STATED PROBLEM:
Extract all lines from the data beneath that include the word "gallon".

********

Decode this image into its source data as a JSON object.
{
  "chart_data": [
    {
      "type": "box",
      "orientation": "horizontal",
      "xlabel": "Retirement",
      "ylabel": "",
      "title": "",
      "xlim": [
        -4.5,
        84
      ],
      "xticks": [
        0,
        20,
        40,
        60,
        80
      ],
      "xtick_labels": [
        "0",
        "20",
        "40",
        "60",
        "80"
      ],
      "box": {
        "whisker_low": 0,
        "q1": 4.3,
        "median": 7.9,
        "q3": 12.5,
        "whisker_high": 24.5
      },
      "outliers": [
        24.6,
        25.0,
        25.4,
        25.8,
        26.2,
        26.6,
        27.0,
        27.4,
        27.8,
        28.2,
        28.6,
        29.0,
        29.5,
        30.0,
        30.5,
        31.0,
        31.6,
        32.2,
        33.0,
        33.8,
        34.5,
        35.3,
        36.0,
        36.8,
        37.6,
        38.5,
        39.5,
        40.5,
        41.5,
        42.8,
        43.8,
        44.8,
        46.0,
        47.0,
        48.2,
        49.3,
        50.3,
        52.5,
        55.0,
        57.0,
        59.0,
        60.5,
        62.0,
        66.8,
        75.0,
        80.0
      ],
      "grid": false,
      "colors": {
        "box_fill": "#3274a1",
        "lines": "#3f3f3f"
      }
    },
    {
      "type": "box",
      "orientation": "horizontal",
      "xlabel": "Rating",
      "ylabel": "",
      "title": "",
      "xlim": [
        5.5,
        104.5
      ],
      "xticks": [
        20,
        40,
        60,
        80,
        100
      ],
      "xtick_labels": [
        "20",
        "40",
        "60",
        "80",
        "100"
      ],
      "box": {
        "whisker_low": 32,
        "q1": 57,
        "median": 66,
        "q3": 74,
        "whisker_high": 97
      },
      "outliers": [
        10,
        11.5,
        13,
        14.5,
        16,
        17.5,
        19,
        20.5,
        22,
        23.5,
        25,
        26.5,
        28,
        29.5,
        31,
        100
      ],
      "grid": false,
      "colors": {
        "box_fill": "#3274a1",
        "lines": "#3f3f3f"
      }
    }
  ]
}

********

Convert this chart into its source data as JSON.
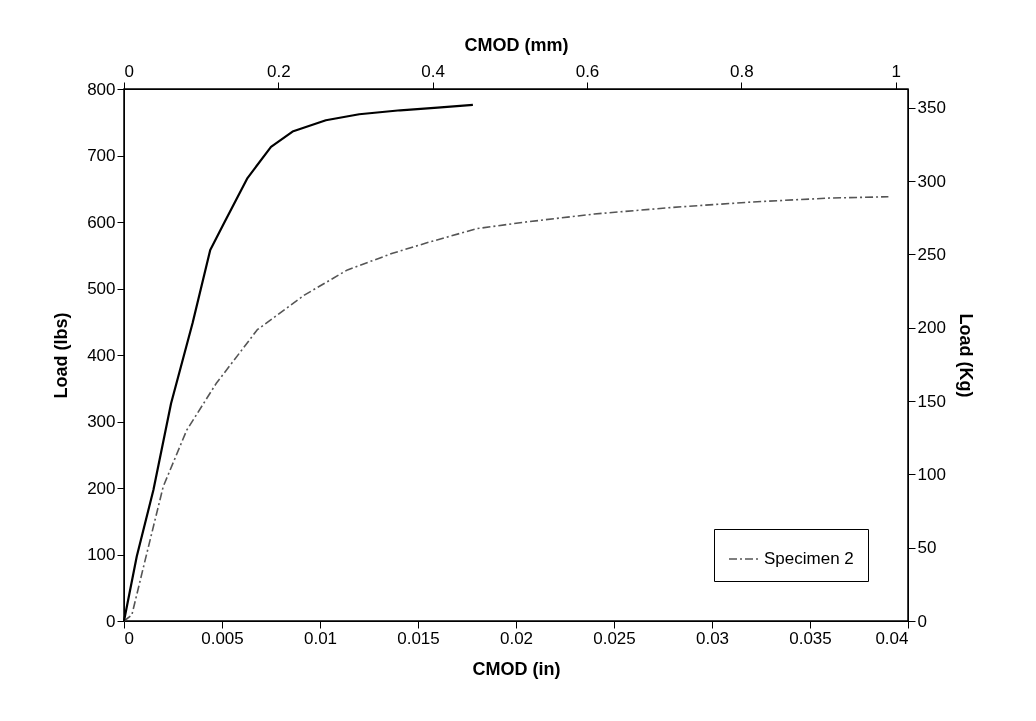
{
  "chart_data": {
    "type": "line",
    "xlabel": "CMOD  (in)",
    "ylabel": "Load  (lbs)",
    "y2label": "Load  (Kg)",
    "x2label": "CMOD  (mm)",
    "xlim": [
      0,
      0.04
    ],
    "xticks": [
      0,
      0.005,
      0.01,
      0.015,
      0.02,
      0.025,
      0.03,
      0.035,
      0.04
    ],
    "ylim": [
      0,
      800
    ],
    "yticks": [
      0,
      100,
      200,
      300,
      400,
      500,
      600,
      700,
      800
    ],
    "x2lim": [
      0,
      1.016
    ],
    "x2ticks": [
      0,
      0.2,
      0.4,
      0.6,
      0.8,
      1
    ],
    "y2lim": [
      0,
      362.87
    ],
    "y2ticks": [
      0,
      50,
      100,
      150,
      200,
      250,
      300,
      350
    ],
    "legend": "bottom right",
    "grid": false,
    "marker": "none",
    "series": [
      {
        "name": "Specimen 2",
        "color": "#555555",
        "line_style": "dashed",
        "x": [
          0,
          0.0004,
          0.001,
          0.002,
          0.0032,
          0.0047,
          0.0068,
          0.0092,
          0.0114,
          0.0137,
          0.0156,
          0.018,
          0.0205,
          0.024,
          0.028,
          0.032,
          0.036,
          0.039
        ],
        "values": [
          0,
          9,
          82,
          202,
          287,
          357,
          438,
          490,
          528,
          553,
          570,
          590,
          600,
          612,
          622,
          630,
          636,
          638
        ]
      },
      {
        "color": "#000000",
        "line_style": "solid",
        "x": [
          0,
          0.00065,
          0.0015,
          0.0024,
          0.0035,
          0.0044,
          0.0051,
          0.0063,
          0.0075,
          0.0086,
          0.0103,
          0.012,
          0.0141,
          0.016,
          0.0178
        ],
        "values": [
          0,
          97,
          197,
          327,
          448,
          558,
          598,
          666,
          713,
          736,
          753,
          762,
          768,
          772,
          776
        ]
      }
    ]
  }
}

********

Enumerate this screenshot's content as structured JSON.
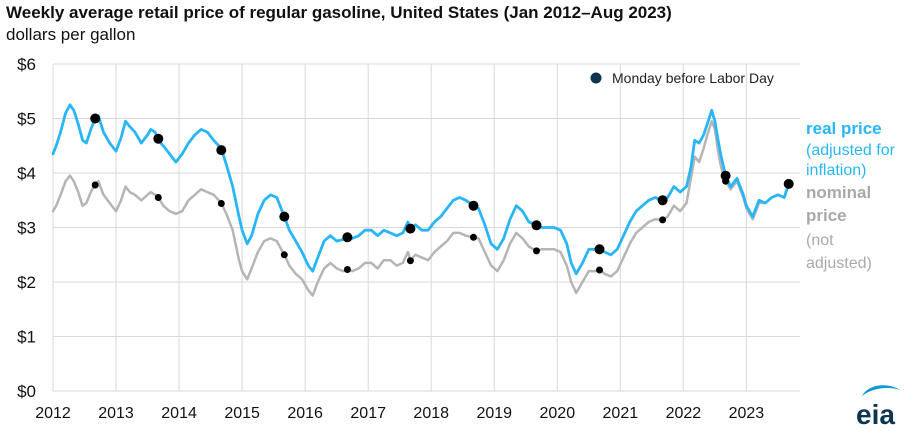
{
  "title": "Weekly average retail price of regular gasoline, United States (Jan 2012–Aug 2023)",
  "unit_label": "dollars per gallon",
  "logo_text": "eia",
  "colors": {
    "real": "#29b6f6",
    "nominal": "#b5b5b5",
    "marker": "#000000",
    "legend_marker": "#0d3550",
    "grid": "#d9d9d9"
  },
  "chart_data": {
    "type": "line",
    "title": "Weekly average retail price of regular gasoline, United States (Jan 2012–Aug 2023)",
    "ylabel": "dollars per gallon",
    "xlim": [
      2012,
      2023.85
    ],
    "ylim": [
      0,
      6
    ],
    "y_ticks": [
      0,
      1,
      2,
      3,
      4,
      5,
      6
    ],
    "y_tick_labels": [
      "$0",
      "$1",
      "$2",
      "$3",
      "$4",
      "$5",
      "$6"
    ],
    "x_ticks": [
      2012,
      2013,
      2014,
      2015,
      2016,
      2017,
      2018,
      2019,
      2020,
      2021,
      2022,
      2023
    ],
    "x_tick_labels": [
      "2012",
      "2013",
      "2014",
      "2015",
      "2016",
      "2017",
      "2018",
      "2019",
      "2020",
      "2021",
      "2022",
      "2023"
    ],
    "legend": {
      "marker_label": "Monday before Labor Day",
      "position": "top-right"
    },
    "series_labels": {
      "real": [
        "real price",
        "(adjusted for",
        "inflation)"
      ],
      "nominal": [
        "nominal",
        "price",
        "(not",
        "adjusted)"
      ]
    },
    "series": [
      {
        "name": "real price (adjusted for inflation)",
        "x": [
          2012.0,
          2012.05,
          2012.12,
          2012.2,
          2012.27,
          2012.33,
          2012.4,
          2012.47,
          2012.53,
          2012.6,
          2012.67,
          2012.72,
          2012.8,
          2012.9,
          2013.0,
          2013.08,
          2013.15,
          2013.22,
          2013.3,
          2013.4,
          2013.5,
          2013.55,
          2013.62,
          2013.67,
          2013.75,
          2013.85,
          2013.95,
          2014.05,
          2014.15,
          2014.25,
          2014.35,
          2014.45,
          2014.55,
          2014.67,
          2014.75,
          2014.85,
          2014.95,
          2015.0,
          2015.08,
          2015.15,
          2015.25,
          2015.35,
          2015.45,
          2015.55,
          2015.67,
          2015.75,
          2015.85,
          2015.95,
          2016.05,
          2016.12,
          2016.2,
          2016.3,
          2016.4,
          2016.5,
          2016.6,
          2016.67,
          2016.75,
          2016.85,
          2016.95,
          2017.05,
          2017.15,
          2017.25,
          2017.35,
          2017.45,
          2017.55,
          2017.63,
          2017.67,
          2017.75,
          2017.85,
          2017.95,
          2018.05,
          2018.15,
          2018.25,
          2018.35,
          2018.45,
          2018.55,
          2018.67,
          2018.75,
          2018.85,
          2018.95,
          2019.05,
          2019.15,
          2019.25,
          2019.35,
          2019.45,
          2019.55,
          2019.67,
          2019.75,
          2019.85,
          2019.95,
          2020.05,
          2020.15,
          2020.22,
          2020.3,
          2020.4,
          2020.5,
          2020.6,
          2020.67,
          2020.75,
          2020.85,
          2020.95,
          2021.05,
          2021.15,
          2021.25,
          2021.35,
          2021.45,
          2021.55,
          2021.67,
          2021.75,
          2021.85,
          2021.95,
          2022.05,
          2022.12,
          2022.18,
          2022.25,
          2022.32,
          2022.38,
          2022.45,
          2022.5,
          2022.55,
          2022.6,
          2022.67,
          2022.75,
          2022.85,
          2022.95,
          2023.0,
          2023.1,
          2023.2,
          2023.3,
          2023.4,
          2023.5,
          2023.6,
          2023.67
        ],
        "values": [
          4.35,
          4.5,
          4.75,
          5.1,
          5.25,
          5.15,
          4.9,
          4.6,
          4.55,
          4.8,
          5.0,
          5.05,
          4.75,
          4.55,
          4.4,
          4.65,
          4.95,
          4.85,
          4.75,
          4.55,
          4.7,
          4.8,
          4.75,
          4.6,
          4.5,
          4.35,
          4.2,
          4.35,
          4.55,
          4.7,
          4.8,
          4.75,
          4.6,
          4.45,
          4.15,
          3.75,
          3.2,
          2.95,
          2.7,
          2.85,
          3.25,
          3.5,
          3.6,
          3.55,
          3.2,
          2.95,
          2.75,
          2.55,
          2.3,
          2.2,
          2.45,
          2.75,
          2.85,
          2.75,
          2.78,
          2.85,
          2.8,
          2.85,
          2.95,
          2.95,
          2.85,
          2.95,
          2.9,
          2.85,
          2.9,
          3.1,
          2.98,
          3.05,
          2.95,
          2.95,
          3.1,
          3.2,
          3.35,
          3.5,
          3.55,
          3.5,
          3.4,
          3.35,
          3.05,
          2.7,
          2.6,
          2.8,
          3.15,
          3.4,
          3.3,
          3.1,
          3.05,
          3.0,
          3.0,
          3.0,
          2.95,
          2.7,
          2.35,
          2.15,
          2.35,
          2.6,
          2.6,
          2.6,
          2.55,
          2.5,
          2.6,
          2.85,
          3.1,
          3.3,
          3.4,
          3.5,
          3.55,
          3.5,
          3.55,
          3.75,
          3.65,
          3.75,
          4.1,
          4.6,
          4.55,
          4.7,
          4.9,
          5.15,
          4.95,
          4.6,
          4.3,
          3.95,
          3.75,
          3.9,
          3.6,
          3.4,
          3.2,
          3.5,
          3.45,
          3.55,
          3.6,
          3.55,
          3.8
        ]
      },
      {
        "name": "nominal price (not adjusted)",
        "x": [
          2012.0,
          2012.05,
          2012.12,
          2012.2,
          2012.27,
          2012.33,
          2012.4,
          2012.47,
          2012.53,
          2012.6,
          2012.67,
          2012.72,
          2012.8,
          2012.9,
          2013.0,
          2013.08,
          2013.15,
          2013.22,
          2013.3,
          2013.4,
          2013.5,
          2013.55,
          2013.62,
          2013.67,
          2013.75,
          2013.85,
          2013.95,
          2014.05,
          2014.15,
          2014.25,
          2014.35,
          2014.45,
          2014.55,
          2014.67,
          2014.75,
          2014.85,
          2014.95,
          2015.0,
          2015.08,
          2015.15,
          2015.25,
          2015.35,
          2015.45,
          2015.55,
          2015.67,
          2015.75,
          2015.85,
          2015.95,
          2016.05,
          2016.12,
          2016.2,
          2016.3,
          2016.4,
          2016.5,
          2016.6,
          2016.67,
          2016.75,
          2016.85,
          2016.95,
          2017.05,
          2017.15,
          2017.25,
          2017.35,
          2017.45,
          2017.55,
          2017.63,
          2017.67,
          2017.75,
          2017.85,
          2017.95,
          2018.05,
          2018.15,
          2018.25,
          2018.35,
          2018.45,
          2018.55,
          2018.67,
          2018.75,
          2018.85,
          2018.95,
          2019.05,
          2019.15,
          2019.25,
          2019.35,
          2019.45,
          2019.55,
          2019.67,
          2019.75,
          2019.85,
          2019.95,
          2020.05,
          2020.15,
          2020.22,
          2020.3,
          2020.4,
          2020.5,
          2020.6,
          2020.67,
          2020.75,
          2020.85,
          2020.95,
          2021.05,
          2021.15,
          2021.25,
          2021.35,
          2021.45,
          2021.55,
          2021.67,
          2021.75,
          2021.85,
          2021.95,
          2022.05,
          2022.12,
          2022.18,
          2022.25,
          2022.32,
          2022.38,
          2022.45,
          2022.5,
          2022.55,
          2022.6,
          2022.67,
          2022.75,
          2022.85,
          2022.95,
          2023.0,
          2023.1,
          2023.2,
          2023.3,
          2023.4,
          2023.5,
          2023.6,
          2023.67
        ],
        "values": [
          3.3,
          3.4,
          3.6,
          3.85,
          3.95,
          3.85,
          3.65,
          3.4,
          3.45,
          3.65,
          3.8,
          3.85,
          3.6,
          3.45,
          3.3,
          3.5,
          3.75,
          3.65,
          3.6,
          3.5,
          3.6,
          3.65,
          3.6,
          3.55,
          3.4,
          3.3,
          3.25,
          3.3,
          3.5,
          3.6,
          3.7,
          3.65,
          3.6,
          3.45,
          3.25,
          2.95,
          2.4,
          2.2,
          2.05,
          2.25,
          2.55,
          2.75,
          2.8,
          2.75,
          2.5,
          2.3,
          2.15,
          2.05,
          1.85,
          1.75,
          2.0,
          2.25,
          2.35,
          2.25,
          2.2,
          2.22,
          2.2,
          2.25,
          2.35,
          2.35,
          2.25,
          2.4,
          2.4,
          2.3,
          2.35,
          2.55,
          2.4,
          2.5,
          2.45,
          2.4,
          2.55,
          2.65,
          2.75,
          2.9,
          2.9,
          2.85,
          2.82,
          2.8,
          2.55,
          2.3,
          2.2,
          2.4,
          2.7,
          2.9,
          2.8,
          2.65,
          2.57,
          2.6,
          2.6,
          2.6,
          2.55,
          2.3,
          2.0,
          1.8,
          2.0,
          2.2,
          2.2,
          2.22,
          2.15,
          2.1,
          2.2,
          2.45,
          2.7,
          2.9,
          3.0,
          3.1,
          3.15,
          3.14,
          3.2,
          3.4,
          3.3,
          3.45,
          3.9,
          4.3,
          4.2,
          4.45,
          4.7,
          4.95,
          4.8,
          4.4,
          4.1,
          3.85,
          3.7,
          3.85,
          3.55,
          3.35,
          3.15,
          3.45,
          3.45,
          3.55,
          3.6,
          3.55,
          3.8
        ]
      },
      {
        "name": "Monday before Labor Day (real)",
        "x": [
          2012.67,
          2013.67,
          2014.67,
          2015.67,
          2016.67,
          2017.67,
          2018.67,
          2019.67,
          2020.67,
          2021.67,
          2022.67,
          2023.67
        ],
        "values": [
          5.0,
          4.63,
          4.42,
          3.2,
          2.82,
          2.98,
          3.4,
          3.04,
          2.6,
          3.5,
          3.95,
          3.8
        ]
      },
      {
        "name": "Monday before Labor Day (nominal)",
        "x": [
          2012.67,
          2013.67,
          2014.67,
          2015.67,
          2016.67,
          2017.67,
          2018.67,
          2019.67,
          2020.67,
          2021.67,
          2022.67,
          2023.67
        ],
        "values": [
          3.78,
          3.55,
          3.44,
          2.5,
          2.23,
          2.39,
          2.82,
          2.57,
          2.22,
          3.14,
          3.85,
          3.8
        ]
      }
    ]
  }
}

********

TASK OUTPUT:
  "unit_label": "dollars per gallon",
    "ylabel": "dollars per gallon",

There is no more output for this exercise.